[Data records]
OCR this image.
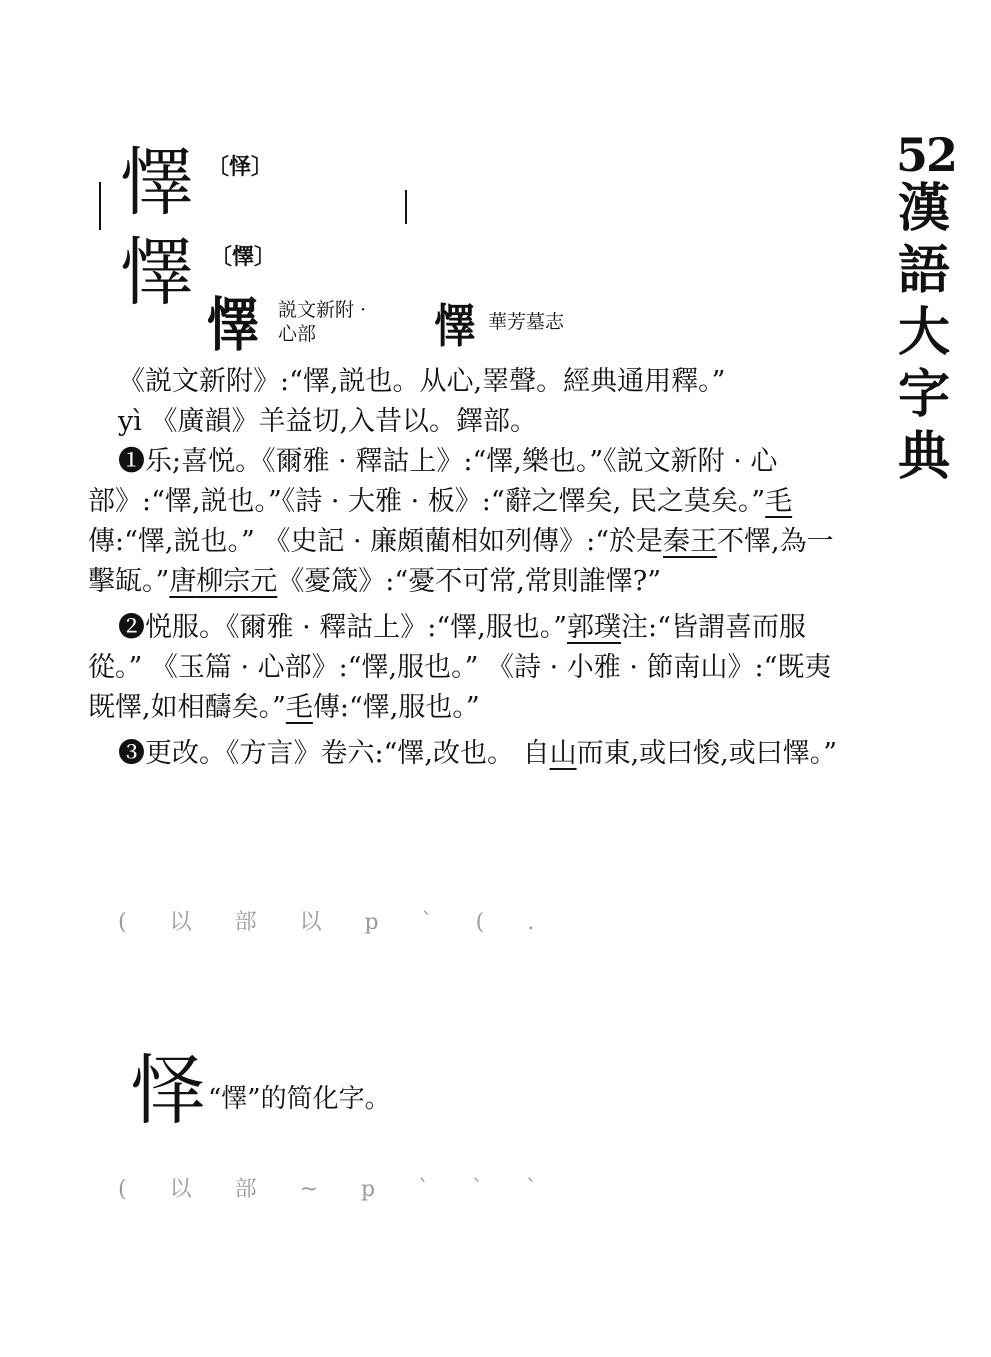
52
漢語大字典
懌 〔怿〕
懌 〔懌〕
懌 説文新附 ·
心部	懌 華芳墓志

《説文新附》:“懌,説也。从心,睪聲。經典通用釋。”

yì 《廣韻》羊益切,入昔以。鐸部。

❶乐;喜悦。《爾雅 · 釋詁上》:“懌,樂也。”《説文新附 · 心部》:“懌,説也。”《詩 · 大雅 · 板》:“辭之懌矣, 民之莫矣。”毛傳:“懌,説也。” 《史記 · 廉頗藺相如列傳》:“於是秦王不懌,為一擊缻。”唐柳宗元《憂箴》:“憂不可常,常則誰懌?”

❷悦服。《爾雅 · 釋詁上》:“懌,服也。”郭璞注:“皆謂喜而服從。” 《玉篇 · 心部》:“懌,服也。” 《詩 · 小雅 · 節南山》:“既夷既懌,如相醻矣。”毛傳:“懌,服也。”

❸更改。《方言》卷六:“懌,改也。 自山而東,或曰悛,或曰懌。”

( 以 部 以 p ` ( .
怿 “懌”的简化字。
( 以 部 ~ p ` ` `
...
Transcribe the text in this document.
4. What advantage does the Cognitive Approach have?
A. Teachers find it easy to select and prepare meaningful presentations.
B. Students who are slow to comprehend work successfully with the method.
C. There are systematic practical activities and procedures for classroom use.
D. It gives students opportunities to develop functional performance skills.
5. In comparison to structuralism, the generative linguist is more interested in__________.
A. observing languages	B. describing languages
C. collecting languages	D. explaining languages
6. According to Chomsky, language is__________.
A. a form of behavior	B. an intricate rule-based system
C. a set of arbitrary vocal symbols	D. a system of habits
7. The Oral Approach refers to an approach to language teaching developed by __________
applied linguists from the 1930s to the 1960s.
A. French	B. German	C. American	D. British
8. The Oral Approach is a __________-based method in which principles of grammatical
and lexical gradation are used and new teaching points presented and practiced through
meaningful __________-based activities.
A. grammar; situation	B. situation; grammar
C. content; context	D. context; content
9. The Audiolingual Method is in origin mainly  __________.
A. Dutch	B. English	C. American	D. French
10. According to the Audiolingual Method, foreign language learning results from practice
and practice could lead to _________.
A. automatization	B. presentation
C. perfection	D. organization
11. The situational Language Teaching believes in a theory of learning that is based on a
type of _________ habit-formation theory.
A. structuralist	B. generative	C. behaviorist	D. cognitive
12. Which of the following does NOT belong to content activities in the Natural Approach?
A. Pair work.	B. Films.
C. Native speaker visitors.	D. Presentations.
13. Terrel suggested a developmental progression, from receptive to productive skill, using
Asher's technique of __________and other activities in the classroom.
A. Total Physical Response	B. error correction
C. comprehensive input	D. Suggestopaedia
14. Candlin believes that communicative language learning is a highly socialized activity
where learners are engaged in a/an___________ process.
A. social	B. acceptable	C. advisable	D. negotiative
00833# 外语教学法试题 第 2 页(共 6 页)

Exercise: Show each line holding the word "説文新附".

Result for this exercise:
懌 説文新附 ·
《説文新附》:“懌,説也。从心,睪聲。經典通用釋。”
❶乐;喜悦。《爾雅 · 釋詁上》:“懌,樂也。”《説文新附 · 心部》:“懌,説也。”《詩 · 大雅 · 板》:“辭之懌矣, 民之莫矣。”毛傳:“懌,説也。” 《史記 · 廉頗藺相如列傳》:“於是秦王不懌,為一擊缻。”唐柳宗元《憂箴》:“憂不可常,常則誰懌?”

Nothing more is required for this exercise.